Your response should contain each line of the data that includes "Report".

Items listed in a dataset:
----------
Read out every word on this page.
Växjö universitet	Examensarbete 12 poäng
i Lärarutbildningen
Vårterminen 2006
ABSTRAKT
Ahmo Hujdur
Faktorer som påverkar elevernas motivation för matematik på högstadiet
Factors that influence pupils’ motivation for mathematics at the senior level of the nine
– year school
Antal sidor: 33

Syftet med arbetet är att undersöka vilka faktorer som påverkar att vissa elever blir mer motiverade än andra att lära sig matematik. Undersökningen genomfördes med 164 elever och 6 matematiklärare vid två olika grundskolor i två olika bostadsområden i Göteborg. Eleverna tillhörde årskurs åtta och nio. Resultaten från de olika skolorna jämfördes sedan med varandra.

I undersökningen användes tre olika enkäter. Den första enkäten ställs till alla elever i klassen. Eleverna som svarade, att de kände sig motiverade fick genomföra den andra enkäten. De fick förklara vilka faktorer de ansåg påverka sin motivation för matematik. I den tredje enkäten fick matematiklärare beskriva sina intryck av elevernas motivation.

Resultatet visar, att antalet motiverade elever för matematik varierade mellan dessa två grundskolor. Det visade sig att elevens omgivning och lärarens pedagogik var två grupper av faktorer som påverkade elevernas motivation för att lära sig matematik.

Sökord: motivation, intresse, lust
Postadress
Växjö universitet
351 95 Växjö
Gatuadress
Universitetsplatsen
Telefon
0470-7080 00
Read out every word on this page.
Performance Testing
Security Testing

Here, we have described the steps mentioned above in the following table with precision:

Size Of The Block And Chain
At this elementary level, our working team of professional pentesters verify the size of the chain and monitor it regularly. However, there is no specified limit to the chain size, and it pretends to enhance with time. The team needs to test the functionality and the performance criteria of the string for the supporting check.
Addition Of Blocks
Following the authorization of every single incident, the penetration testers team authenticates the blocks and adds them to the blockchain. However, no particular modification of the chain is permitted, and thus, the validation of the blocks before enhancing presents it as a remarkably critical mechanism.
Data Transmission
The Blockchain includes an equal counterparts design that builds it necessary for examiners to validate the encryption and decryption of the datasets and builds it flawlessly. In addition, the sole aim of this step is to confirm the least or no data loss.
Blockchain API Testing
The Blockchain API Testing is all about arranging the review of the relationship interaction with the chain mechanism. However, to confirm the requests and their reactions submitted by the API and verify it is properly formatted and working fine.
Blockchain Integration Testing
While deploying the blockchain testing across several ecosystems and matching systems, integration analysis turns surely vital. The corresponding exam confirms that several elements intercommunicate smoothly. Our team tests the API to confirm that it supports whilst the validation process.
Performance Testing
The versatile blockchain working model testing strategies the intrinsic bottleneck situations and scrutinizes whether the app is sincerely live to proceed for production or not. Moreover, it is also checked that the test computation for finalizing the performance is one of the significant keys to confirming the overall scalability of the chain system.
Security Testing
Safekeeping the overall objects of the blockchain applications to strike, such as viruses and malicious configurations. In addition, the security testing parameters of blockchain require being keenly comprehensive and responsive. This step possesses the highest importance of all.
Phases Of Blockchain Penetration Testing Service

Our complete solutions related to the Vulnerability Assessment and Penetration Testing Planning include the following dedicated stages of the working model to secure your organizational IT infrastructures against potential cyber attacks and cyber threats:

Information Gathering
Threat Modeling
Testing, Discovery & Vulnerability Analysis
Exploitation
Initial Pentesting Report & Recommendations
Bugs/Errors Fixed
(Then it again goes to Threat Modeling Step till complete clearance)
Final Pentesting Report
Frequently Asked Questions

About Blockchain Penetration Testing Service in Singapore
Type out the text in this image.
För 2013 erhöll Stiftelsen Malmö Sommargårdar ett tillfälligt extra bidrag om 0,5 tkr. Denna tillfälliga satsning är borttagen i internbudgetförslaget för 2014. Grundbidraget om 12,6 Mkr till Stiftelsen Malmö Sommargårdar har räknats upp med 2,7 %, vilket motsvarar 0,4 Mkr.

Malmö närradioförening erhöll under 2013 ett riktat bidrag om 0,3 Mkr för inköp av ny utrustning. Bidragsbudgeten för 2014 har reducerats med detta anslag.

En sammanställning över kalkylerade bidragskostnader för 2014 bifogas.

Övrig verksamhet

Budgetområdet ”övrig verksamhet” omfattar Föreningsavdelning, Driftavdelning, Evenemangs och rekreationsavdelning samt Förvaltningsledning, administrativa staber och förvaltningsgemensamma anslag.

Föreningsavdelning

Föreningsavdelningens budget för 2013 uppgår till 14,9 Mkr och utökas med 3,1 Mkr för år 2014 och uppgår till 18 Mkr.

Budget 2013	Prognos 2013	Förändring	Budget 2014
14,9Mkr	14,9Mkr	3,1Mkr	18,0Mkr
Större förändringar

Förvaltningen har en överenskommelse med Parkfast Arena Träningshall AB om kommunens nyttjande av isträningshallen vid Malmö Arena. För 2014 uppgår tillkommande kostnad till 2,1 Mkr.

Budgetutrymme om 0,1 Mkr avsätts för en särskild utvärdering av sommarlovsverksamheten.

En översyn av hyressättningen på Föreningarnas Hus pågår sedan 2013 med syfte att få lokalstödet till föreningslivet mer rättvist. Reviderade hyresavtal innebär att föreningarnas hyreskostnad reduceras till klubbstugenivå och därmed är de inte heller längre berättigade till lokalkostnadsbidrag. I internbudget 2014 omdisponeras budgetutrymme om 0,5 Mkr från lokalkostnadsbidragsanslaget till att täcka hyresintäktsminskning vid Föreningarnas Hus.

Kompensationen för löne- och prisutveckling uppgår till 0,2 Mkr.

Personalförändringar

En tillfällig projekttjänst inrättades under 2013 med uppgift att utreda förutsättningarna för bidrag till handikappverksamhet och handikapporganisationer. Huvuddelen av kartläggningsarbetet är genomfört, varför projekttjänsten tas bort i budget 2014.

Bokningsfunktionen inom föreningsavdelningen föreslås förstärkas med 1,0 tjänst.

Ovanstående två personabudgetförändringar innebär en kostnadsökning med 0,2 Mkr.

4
----------
• [Written solution]
Initial Pentesting Report & Recommendations
Final Pentesting Report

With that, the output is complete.